** begin **

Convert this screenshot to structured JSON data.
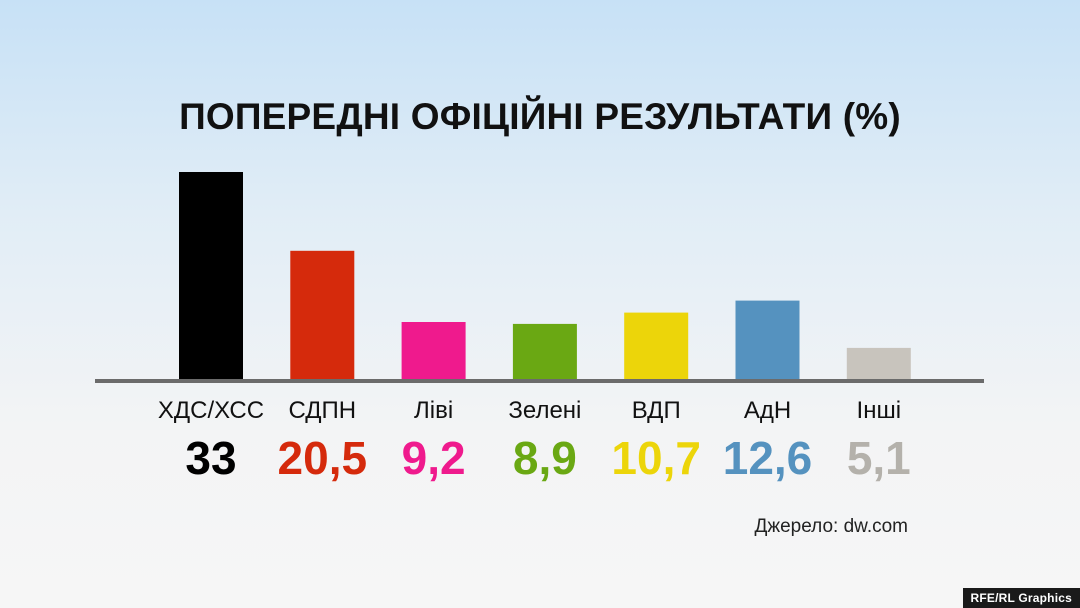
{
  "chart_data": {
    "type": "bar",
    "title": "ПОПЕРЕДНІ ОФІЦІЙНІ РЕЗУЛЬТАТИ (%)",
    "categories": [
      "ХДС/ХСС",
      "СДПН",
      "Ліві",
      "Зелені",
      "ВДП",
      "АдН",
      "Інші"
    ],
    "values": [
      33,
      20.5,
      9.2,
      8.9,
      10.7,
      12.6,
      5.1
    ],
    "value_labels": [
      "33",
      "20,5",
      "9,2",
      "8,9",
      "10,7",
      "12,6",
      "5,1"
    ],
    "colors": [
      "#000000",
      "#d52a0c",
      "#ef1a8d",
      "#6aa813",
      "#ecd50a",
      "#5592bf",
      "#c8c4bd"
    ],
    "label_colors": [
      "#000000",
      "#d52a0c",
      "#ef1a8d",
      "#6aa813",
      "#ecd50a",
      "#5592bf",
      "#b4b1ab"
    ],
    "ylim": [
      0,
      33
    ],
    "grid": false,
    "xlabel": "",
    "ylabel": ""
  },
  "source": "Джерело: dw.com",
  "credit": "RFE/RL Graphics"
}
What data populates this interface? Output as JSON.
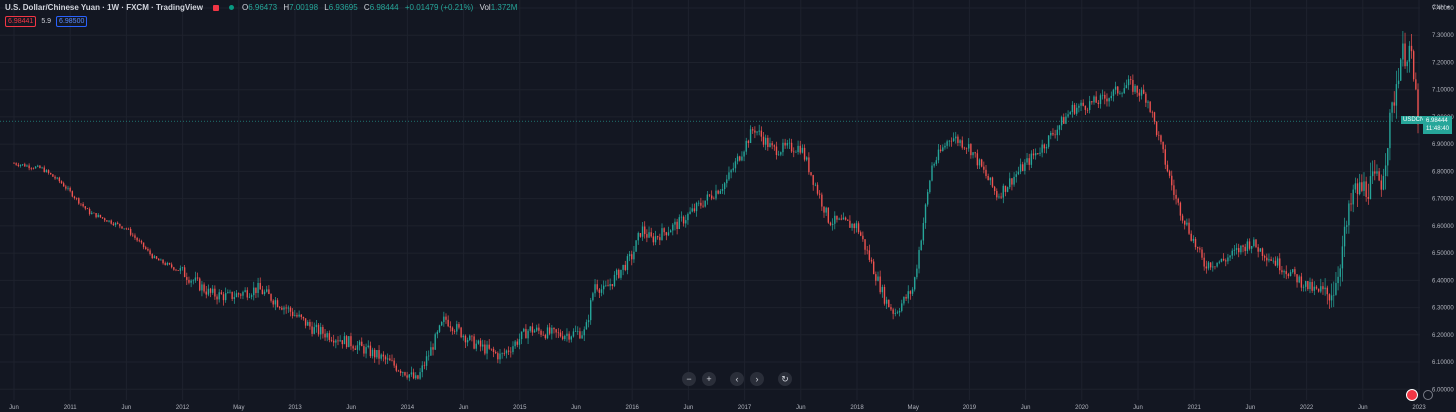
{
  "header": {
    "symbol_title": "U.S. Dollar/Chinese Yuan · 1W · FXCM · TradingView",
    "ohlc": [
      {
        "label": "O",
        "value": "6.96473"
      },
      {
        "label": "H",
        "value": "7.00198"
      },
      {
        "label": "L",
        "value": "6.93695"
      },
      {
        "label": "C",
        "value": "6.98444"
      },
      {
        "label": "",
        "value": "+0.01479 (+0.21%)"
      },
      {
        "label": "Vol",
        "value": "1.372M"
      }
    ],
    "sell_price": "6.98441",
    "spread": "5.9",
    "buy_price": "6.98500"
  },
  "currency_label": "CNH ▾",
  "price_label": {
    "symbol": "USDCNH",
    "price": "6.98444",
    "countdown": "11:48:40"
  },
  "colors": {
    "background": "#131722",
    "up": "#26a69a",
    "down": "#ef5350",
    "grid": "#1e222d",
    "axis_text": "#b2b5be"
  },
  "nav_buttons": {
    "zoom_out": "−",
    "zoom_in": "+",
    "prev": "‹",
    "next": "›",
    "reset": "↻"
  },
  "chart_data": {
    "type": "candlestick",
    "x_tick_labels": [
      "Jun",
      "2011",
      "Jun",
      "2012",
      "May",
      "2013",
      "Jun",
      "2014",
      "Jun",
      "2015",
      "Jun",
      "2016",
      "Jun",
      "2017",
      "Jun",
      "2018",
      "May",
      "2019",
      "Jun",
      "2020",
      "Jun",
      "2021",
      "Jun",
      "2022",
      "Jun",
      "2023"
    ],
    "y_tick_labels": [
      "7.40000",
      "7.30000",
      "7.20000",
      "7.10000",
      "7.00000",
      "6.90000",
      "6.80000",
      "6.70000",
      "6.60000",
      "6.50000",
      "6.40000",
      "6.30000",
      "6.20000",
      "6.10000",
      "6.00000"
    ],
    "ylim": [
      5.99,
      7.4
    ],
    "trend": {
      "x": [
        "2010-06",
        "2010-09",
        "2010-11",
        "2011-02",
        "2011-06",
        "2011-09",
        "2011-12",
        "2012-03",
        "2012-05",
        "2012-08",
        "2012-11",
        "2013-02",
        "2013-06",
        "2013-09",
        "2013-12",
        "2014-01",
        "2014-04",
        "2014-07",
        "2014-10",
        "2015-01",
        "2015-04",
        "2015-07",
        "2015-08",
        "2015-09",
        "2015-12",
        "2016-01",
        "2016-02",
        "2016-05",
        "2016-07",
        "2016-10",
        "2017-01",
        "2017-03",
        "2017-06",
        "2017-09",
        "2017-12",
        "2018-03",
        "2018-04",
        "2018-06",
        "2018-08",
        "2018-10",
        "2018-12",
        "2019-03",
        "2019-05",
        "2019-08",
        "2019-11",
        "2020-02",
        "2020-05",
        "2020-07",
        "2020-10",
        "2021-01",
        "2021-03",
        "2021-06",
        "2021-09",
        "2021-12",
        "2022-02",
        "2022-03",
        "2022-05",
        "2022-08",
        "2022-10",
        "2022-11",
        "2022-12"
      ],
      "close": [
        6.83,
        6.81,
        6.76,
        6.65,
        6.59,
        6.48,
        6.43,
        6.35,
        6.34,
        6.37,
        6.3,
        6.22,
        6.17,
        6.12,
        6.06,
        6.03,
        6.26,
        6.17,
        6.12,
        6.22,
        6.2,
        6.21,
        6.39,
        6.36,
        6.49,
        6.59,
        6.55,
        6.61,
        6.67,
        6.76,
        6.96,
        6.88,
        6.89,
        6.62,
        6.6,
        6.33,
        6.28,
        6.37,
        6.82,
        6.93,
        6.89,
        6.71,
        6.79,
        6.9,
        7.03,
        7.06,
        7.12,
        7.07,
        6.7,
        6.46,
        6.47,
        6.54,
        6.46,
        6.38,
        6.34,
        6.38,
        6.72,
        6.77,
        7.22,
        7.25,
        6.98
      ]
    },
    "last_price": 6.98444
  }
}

** end **

GIVEN REQUEST: Return all lines with the word "this" in them.

WORKED SOLUTION:
Convert this screenshot to structured JSON data.
What data populates this interface? Output as JSON.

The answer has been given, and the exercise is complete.